Begin LISTED RECORDS
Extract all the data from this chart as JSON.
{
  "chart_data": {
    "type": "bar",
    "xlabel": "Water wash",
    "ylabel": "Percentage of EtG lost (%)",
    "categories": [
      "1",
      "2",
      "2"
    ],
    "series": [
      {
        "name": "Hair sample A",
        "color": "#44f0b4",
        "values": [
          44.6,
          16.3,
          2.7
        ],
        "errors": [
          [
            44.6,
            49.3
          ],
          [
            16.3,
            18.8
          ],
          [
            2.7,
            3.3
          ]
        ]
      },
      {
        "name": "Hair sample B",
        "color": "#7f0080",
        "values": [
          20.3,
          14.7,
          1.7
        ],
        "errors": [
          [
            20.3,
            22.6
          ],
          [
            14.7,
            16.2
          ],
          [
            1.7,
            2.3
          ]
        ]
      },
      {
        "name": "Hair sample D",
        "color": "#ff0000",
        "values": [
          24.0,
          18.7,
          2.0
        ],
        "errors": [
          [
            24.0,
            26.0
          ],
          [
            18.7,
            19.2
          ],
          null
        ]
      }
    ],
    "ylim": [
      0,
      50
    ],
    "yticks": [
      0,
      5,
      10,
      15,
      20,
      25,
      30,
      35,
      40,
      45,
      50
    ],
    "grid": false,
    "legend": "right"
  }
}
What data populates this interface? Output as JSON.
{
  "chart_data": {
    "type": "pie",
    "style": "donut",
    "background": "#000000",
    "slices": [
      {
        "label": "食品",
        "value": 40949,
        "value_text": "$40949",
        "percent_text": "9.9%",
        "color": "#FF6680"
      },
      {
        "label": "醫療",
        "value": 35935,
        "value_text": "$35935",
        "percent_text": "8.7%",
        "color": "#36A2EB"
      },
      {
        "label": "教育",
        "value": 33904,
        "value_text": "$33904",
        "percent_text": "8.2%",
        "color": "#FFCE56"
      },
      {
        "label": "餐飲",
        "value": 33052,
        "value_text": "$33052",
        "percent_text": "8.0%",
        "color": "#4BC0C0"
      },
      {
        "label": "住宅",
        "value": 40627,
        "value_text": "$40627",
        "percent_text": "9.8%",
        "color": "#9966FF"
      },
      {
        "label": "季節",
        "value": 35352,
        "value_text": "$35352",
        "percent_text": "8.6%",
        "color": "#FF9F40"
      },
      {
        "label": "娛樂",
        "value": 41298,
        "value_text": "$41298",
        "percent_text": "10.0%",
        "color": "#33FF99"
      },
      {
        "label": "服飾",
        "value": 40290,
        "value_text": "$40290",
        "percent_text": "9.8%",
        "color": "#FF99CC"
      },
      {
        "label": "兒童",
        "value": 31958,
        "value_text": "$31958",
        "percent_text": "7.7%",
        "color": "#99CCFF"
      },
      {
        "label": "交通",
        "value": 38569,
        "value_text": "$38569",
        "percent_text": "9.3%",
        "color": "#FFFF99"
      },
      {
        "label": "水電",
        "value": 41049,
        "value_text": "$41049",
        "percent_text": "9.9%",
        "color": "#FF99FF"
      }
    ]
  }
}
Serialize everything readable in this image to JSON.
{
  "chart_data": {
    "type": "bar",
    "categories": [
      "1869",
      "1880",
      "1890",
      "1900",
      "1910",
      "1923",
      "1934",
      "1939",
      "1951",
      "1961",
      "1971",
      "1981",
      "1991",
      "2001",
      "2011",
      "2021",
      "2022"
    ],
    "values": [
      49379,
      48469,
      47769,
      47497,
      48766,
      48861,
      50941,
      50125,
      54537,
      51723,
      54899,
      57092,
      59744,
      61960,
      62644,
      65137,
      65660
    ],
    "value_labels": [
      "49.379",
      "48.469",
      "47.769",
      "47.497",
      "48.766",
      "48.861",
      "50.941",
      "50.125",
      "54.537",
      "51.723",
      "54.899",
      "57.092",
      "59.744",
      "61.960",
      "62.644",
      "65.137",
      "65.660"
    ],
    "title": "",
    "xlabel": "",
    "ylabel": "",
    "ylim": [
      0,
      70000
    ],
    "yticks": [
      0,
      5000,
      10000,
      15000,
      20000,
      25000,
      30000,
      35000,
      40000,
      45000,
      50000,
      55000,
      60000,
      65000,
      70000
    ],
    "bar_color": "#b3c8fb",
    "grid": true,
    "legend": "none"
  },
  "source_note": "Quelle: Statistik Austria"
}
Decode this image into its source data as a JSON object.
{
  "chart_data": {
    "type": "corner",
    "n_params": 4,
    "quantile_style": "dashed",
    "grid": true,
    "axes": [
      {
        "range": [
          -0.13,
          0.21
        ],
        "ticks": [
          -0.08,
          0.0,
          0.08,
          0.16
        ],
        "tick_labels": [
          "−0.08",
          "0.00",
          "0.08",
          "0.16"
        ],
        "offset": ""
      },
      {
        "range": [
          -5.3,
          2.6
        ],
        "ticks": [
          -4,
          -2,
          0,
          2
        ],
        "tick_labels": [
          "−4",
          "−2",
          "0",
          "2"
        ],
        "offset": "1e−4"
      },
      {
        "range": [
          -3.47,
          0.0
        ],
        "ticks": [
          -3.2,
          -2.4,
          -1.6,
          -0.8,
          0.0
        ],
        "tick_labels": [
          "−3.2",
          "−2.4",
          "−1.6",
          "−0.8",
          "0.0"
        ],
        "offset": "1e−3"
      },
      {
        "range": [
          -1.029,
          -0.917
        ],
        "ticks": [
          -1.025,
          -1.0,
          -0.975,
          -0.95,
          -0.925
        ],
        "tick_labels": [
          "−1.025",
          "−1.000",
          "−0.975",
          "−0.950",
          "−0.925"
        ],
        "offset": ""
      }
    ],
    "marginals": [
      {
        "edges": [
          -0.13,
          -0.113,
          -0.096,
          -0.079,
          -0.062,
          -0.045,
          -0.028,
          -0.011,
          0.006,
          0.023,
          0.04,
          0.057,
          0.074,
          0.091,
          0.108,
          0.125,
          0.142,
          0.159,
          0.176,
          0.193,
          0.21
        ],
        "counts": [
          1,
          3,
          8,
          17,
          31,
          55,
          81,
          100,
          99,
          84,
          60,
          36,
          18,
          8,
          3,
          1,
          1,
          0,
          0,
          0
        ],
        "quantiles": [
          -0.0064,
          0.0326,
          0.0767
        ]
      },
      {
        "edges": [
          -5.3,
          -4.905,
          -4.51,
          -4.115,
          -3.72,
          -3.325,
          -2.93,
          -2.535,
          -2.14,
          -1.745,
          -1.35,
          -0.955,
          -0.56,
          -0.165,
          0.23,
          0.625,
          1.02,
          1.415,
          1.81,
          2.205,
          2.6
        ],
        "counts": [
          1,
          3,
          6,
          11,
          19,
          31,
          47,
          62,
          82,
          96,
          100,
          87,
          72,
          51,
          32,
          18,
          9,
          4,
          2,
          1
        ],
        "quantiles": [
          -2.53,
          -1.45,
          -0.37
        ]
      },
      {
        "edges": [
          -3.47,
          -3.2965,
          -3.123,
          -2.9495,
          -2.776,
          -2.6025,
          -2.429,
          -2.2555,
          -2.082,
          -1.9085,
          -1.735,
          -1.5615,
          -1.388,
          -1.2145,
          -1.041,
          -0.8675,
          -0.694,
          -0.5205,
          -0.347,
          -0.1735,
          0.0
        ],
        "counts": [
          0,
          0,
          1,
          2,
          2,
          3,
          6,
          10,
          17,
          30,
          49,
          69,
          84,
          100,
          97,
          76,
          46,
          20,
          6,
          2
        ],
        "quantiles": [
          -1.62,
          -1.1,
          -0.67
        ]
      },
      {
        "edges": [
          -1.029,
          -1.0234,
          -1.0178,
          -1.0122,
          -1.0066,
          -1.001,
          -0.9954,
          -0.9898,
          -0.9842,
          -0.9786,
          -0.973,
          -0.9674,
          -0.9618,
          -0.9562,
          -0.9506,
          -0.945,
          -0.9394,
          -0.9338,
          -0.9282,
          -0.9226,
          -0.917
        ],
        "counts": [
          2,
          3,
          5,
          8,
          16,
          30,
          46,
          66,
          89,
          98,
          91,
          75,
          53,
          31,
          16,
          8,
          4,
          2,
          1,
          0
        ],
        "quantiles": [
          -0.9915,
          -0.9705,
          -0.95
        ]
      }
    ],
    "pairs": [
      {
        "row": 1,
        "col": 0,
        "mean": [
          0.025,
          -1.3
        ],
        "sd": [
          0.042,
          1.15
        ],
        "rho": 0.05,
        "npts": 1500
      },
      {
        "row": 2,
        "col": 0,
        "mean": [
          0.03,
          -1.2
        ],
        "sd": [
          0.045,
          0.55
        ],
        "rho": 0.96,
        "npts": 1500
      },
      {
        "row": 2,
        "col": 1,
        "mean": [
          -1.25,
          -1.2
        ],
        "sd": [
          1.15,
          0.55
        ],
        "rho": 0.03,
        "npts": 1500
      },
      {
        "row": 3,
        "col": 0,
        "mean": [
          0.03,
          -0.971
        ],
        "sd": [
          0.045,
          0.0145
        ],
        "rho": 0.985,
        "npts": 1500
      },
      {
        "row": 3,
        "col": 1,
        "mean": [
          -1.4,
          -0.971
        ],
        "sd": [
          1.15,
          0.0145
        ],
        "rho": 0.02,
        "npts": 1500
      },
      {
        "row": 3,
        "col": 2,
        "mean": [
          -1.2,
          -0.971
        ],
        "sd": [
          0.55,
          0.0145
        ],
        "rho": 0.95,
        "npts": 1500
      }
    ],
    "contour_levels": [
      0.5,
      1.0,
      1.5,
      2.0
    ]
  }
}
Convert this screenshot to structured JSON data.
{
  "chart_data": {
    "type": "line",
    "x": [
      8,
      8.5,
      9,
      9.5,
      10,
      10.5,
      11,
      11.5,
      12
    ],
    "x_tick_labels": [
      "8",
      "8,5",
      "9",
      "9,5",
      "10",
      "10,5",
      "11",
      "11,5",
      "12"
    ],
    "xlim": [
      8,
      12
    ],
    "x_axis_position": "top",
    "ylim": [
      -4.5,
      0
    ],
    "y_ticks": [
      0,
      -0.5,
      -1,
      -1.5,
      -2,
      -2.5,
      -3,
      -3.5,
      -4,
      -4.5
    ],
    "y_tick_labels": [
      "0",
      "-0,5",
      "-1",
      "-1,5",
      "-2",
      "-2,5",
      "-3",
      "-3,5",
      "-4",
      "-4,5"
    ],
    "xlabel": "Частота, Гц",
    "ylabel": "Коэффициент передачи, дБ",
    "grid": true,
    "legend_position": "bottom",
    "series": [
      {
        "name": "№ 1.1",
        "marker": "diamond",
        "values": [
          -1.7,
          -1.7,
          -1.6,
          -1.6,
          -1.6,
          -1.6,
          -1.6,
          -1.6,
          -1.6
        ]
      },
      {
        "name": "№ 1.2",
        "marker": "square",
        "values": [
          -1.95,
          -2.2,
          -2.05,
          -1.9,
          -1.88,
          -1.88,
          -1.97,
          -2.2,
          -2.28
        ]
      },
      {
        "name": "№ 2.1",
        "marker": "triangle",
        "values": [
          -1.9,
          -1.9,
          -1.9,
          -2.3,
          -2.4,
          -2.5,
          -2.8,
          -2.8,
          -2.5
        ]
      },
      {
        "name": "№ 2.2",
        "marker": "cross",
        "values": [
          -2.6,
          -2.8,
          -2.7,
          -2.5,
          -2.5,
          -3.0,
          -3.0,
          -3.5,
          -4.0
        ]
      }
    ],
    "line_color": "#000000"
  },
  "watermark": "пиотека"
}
End LISTED RECORDS
THE EXERCISE: Report each line of the material above where the word "ylabel" appears.

SOLVED PROBLEM:
    "ylabel": "Percentage of EtG lost (%)",
    "ylabel": "",
    "ylabel": "Коэффициент передачи, дБ",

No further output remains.